_TASK INSTRUCTIONS_:
Copy out the lines that have "sexe" in them.

_MATERIAL FOR THE TASK_:
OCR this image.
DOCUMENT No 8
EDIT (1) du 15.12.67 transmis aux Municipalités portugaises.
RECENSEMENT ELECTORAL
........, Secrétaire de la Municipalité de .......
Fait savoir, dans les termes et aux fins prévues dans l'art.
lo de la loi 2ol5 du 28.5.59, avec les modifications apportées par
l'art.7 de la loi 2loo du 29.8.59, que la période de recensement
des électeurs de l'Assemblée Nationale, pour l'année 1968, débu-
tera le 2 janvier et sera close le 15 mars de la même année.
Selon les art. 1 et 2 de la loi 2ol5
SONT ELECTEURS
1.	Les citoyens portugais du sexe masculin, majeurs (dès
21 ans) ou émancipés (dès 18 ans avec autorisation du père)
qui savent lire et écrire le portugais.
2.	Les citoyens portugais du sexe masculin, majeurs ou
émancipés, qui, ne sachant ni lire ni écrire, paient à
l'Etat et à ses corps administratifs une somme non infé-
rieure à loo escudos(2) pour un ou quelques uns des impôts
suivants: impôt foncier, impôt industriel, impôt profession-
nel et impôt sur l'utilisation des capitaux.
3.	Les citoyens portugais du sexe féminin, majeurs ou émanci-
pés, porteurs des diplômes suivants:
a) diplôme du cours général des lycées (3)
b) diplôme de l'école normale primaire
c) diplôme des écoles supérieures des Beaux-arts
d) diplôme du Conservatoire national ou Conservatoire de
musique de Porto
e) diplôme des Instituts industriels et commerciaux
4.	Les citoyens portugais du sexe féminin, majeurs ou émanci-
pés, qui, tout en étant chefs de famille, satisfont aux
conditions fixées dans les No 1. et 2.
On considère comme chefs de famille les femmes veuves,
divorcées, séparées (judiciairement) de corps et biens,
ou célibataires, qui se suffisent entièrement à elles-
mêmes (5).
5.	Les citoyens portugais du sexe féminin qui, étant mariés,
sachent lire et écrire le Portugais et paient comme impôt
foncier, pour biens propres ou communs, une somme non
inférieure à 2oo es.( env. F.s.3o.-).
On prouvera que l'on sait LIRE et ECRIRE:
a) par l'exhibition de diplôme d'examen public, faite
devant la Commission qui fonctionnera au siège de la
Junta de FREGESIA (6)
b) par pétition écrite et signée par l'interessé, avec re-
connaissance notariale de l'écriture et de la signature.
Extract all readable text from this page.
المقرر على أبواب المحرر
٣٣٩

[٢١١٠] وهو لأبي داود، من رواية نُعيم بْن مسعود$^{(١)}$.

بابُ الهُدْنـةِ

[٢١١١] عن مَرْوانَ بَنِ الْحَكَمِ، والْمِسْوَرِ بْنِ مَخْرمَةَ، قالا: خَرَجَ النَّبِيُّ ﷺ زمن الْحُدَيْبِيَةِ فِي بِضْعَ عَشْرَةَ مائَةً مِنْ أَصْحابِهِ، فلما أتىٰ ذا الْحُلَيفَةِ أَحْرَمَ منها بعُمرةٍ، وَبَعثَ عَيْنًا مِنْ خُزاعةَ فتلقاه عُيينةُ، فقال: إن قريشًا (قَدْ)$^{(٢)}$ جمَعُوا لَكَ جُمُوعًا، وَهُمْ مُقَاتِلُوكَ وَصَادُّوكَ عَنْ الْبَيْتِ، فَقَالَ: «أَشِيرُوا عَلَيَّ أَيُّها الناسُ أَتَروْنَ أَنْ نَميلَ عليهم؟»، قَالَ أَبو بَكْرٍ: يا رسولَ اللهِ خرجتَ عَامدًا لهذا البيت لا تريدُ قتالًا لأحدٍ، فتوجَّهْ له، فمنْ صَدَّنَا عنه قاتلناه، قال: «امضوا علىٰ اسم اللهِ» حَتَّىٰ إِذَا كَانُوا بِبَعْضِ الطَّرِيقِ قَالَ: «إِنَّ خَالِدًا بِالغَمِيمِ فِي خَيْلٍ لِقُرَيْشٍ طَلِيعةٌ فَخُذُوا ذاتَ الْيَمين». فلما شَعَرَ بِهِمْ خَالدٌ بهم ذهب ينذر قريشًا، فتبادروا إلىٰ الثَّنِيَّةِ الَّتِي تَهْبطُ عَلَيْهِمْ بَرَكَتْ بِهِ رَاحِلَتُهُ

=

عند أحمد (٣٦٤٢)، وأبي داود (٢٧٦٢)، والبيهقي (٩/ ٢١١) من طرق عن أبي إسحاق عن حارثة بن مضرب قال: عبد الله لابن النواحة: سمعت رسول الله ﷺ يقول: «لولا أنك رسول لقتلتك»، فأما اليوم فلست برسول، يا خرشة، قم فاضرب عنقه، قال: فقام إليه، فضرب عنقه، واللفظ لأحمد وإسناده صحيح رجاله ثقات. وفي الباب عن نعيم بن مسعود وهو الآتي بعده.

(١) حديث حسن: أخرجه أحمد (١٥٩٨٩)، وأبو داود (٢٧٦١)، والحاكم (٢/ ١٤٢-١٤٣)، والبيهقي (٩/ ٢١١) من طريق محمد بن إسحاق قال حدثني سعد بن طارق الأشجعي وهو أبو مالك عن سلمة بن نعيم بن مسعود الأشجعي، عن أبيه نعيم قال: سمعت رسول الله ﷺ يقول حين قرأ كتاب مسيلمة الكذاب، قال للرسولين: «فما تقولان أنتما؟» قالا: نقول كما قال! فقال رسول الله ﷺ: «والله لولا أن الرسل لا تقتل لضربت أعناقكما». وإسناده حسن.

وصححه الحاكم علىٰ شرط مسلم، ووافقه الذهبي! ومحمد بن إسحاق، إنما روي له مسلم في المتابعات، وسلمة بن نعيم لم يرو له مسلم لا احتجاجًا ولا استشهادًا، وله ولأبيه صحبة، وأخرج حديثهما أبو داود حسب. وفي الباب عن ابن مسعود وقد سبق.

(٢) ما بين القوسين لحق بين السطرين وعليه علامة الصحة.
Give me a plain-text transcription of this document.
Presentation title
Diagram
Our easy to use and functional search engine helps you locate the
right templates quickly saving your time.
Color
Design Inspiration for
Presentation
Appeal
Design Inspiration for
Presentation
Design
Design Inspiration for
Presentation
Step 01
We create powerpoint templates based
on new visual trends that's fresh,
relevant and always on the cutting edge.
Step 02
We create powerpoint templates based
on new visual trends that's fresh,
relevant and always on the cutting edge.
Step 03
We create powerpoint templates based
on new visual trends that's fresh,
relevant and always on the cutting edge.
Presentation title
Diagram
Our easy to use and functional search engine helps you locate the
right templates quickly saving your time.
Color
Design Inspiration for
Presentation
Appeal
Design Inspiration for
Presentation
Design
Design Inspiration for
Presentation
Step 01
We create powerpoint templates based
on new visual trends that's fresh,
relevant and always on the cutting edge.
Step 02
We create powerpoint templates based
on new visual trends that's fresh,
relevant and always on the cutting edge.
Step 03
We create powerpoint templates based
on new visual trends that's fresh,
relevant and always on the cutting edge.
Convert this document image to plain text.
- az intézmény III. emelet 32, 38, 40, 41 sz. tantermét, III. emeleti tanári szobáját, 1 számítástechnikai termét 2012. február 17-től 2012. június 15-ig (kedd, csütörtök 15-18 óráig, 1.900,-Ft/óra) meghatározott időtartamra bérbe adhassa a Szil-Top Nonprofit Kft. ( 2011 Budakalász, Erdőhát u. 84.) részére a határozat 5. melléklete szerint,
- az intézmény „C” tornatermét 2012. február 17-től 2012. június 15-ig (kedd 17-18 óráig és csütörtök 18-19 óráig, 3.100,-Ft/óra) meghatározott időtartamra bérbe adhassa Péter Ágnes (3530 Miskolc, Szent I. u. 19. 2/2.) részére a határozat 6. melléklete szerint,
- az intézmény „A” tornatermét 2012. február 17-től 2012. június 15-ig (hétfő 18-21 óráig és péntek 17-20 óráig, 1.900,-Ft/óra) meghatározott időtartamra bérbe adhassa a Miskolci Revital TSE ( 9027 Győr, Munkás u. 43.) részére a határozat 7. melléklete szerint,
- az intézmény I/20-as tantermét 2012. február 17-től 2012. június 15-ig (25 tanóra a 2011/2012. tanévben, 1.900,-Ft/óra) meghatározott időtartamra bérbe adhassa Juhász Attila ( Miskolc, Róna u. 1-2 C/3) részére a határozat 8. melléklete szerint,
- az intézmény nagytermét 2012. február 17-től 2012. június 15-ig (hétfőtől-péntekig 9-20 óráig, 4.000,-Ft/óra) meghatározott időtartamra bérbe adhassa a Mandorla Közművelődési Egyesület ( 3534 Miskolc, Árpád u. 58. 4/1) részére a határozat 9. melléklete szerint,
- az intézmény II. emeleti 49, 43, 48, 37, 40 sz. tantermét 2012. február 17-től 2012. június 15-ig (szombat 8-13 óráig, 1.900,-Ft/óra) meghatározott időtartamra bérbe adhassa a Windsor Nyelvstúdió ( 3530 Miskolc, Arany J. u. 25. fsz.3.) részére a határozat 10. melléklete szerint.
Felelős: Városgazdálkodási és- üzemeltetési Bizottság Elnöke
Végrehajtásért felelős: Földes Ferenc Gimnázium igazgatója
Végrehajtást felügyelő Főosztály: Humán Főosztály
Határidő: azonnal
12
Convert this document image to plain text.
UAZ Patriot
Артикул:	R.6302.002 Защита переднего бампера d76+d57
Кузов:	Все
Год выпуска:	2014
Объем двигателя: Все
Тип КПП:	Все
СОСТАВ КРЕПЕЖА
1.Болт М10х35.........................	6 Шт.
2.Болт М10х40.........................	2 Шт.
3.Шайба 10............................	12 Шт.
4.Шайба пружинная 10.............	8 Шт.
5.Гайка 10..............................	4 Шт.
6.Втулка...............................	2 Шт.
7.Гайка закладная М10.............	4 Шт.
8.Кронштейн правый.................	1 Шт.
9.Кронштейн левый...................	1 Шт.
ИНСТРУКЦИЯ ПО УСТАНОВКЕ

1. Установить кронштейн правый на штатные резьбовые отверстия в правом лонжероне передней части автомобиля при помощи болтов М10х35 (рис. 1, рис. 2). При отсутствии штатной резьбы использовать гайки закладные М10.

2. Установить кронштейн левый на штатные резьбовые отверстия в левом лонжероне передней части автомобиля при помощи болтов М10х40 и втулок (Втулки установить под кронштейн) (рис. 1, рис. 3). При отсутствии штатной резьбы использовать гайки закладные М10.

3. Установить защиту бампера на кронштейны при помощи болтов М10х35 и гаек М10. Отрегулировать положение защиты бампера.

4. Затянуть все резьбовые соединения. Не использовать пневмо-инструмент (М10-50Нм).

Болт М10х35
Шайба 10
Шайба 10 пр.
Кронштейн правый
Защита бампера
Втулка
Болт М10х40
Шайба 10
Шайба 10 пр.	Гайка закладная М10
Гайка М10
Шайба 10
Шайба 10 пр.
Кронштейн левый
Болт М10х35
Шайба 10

_TASK OUTPUT_:
1.	Les citoyens portugais du sexe masculin, majeurs (dès
2.	Les citoyens portugais du sexe masculin, majeurs ou
3.	Les citoyens portugais du sexe féminin, majeurs ou émanci-
4.	Les citoyens portugais du sexe féminin, majeurs ou émanci-
5.	Les citoyens portugais du sexe féminin qui, étant mariés,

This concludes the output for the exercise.